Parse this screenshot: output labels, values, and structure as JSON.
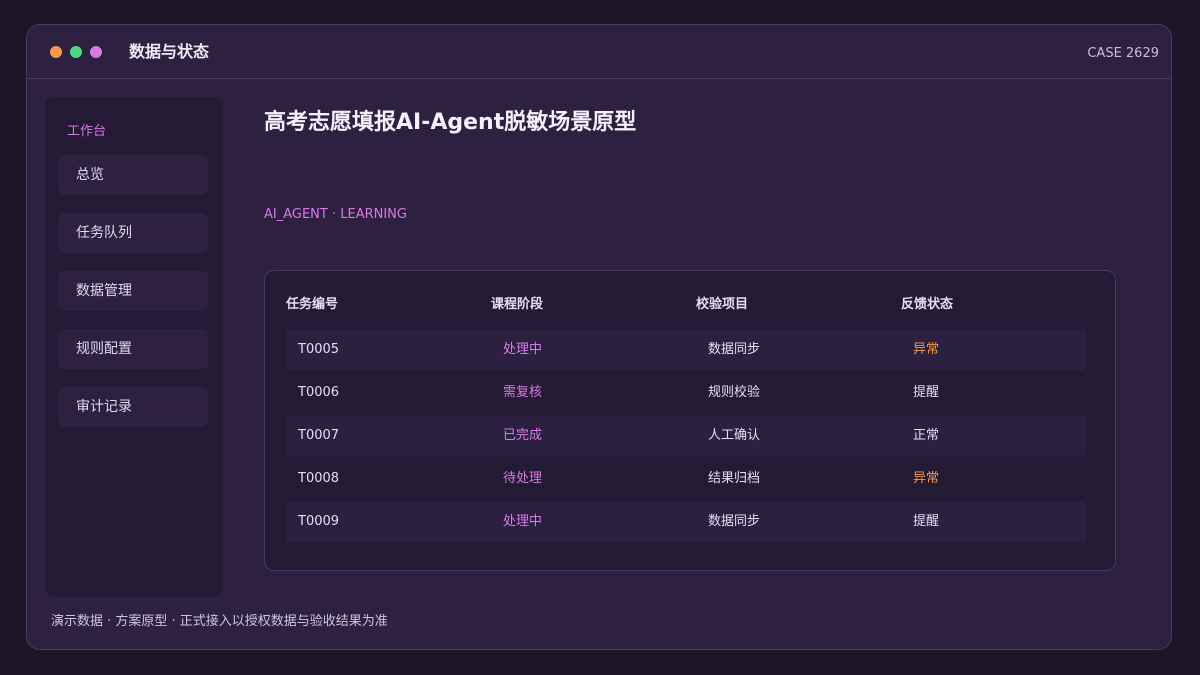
{
  "window": {
    "title": "数据与状态",
    "case_id": "CASE 2629",
    "traffic_lights": [
      "#f39a4a",
      "#4fd67e",
      "#d77ae6"
    ]
  },
  "sidebar": {
    "heading": "工作台",
    "items": [
      {
        "label": "总览",
        "active": false
      },
      {
        "label": "任务队列",
        "active": true
      },
      {
        "label": "数据管理",
        "active": false
      },
      {
        "label": "规则配置",
        "active": false
      },
      {
        "label": "审计记录",
        "active": false
      }
    ]
  },
  "main": {
    "title": "高考志愿填报AI-Agent脱敏场景原型",
    "tagline": "AI_AGENT · LEARNING"
  },
  "table": {
    "columns": [
      "任务编号",
      "课程阶段",
      "校验项目",
      "反馈状态"
    ],
    "rows": [
      {
        "id": "T0005",
        "stage": "处理中",
        "item": "数据同步",
        "status": "异常",
        "status_tone": "warn"
      },
      {
        "id": "T0006",
        "stage": "需复核",
        "item": "规则校验",
        "status": "提醒",
        "status_tone": "normal"
      },
      {
        "id": "T0007",
        "stage": "已完成",
        "item": "人工确认",
        "status": "正常",
        "status_tone": "normal"
      },
      {
        "id": "T0008",
        "stage": "待处理",
        "item": "结果归档",
        "status": "异常",
        "status_tone": "warn"
      },
      {
        "id": "T0009",
        "stage": "处理中",
        "item": "数据同步",
        "status": "提醒",
        "status_tone": "normal"
      }
    ]
  },
  "footer": {
    "note": "演示数据 · 方案原型 · 正式接入以授权数据与验收结果为准"
  },
  "colors": {
    "accent": "#d77ae6",
    "warn": "#f39a4a",
    "text": "#e6ddf0"
  }
}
==============================
(GOAL): Restate the data above exactly, stripping out each image.

(RESULT OF THE EXERCISE):
Parse this screenshot: output labels, values, and structure as JSON.
{
  "window": {
    "title": "数据与状态",
    "case_id": "CASE 2629",
    "traffic_lights": [
      "#f39a4a",
      "#4fd67e",
      "#d77ae6"
    ]
  },
  "sidebar": {
    "heading": "工作台",
    "items": [
      {
        "label": "总览",
        "active": false
      },
      {
        "label": "任务队列",
        "active": true
      },
      {
        "label": "数据管理",
        "active": false
      },
      {
        "label": "规则配置",
        "active": false
      },
      {
        "label": "审计记录",
        "active": false
      }
    ]
  },
  "main": {
    "title": "高考志愿填报AI-Agent脱敏场景原型",
    "tagline": "AI_AGENT · LEARNING"
  },
  "table": {
    "columns": [
      "任务编号",
      "课程阶段",
      "校验项目",
      "反馈状态"
    ],
    "rows": [
      {
        "id": "T0005",
        "stage": "处理中",
        "item": "数据同步",
        "status": "异常",
        "status_tone": "warn"
      },
      {
        "id": "T0006",
        "stage": "需复核",
        "item": "规则校验",
        "status": "提醒",
        "status_tone": "normal"
      },
      {
        "id": "T0007",
        "stage": "已完成",
        "item": "人工确认",
        "status": "正常",
        "status_tone": "normal"
      },
      {
        "id": "T0008",
        "stage": "待处理",
        "item": "结果归档",
        "status": "异常",
        "status_tone": "warn"
      },
      {
        "id": "T0009",
        "stage": "处理中",
        "item": "数据同步",
        "status": "提醒",
        "status_tone": "normal"
      }
    ]
  },
  "footer": {
    "note": "演示数据 · 方案原型 · 正式接入以授权数据与验收结果为准"
  },
  "colors": {
    "accent": "#d77ae6",
    "warn": "#f39a4a",
    "text": "#e6ddf0"
  }
}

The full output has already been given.